------ EXERCISE MATERIALS ------
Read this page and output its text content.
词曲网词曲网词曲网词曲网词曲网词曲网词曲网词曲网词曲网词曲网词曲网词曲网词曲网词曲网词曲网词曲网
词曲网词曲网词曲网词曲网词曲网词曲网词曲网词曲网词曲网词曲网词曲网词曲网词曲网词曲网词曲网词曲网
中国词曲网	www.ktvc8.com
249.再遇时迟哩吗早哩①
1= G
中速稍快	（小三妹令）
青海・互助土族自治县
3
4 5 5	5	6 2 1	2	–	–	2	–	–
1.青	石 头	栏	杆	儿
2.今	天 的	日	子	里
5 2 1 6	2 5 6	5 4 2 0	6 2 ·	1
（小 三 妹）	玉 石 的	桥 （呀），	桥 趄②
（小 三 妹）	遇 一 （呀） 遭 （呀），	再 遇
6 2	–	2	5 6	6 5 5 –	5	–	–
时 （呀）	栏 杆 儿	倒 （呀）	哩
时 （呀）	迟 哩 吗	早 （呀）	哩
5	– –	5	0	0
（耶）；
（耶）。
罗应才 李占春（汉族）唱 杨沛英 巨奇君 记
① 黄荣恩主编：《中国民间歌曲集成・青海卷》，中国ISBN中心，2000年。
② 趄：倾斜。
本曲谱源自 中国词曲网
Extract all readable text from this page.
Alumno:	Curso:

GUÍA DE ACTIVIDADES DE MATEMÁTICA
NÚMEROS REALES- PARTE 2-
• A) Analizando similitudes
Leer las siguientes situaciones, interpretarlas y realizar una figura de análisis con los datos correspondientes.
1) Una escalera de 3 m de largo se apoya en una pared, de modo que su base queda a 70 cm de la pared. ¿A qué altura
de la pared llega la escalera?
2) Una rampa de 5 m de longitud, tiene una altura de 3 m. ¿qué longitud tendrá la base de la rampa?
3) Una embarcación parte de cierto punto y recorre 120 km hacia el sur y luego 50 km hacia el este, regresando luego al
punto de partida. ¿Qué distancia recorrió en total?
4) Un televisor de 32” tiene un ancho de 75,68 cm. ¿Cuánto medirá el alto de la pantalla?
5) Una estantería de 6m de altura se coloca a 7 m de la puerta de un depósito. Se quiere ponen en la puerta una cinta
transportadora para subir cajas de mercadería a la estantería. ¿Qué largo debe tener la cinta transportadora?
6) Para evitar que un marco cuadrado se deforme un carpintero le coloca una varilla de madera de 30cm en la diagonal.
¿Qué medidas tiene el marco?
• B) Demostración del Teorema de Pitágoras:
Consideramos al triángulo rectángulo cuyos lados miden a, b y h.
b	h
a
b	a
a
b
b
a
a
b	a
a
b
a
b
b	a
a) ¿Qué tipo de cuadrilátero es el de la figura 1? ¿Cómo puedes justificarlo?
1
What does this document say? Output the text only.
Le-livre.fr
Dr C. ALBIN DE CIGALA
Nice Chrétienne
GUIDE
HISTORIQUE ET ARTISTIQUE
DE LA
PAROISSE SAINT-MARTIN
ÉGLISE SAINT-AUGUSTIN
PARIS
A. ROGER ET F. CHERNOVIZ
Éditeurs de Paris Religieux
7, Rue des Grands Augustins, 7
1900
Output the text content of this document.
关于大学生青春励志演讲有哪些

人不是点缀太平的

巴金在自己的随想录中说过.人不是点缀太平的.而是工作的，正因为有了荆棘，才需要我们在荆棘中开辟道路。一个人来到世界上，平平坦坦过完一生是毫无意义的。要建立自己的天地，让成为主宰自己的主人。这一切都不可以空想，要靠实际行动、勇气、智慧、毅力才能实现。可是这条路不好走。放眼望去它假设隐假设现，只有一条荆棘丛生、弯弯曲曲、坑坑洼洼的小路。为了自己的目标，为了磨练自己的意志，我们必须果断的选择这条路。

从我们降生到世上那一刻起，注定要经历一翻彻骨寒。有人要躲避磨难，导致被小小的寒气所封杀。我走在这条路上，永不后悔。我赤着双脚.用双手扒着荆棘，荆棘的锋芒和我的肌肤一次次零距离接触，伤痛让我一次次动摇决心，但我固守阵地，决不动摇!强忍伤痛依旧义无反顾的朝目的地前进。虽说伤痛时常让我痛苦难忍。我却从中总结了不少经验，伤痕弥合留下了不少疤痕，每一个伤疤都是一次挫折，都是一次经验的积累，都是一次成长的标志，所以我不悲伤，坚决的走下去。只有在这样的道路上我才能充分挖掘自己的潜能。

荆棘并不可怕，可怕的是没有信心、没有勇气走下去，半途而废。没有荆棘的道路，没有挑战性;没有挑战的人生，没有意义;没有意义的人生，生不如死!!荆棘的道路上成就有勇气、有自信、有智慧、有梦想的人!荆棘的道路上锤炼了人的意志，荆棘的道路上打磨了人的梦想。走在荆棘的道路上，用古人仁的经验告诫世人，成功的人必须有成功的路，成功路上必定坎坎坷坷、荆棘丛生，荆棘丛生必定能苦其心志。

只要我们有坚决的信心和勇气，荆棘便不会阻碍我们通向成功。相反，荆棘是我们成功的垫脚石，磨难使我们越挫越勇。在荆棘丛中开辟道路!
------
Determine how many lines of the listing hold the word "largo" and reply with that figure alone.

EXERCISE SOLUTION
2